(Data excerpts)
§ §
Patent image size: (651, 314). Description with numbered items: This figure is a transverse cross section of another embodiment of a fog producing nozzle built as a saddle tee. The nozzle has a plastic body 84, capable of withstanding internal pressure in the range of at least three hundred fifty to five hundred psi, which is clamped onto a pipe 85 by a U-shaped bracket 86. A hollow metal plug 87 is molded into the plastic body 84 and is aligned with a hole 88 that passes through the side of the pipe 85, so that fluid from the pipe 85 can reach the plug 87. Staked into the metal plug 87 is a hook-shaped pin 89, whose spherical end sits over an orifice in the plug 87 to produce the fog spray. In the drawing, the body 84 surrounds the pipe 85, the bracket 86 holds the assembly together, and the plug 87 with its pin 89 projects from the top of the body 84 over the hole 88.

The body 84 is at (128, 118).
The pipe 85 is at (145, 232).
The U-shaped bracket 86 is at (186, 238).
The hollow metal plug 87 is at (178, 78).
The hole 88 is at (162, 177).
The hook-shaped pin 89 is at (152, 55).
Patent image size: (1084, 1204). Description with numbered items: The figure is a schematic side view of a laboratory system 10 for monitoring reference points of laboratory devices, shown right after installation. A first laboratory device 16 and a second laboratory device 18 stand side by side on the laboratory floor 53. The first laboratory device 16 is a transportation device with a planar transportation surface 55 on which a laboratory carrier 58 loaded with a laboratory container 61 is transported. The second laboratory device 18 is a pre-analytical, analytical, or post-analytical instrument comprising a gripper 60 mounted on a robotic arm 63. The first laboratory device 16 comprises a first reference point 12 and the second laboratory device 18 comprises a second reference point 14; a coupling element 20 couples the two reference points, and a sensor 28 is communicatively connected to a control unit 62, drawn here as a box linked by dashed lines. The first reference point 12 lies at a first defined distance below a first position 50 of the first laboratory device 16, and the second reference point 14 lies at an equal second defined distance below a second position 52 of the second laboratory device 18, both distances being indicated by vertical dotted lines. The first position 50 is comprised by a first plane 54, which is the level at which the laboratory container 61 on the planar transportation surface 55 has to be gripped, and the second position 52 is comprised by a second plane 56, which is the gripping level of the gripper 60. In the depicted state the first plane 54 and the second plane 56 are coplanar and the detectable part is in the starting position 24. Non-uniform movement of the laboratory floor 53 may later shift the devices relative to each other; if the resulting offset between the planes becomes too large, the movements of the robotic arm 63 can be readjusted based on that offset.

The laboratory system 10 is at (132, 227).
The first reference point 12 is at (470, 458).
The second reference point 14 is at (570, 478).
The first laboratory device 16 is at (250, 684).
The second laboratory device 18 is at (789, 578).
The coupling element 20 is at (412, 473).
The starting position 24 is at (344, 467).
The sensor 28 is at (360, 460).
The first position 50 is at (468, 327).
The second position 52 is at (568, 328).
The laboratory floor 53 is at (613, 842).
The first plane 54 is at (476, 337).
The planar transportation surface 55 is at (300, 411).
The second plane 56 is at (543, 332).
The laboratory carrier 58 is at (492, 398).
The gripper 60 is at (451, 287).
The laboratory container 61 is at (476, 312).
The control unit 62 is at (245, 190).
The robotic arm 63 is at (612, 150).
§ §
# Your objective:
Rewrite every one of the entries above with "Description with numbered items" changed to "Description with labeled parts", leaving all other text as it stands.

# Solution:
Patent image size: (651, 314). Description with labeled parts: This figure is a transverse cross section of another embodiment of a fog producing nozzle built as a saddle tee. The nozzle has a plastic body 84, capable of withstanding internal pressure in the range of at least three hundred fifty to five hundred psi, which is clamped onto a pipe 85 by a U-shaped bracket 86. A hollow metal plug 87 is molded into the plastic body 84 and is aligned with a hole 88 that passes through the side of the pipe 85, so that fluid from the pipe 85 can reach the plug 87. Staked into the metal plug 87 is a hook-shaped pin 89, whose spherical end sits over an orifice in the plug 87 to produce the fog spray. In the drawing, the body 84 surrounds the pipe 85, the bracket 86 holds the assembly together, and the plug 87 with its pin 89 projects from the top of the body 84 over the hole 88.

The body 84 is at (128, 118).
The pipe 85 is at (145, 232).
The U-shaped bracket 86 is at (186, 238).
The hollow metal plug 87 is at (178, 78).
The hole 88 is at (162, 177).
The hook-shaped pin 89 is at (152, 55).
Patent image size: (1084, 1204). Description with labeled parts: The figure is a schematic side view of a laboratory system 10 for monitoring reference points of laboratory devices, shown right after installation. A first laboratory device 16 and a second laboratory device 18 stand side by side on the laboratory floor 53. The first laboratory device 16 is a transportation device with a planar transportation surface 55 on which a laboratory carrier 58 loaded with a laboratory container 61 is transported. The second laboratory device 18 is a pre-analytical, analytical, or post-analytical instrument comprising a gripper 60 mounted on a robotic arm 63. The first laboratory device 16 comprises a first reference point 12 and the second laboratory device 18 comprises a second reference point 14; a coupling element 20 couples the two reference points, and a sensor 28 is communicatively connected to a control unit 62, drawn here as a box linked by dashed lines. The first reference point 12 lies at a first defined distance below a first position 50 of the first laboratory device 16, and the second reference point 14 lies at an equal second defined distance below a second position 52 of the second laboratory device 18, both distances being indicated by vertical dotted lines. The first position 50 is comprised by a first plane 54, which is the level at which the laboratory container 61 on the planar transportation surface 55 has to be gripped, and the second position 52 is comprised by a second plane 56, which is the gripping level of the gripper 60. In the depicted state the first plane 54 and the second plane 56 are coplanar and the detectable part is in the starting position 24. Non-uniform movement of the laboratory floor 53 may later shift the devices relative to each other; if the resulting offset between the planes becomes too large, the movements of the robotic arm 63 can be readjusted based on that offset.

The laboratory system 10 is at (132, 227).
The first reference point 12 is at (470, 458).
The second reference point 14 is at (570, 478).
The first laboratory device 16 is at (250, 684).
The second laboratory device 18 is at (789, 578).
The coupling element 20 is at (412, 473).
The starting position 24 is at (344, 467).
The sensor 28 is at (360, 460).
The first position 50 is at (468, 327).
The second position 52 is at (568, 328).
The laboratory floor 53 is at (613, 842).
The first plane 54 is at (476, 337).
The planar transportation surface 55 is at (300, 411).
The second plane 56 is at (543, 332).
The laboratory carrier 58 is at (492, 398).
The gripper 60 is at (451, 287).
The laboratory container 61 is at (476, 312).
The control unit 62 is at (245, 190).
The robotic arm 63 is at (612, 150).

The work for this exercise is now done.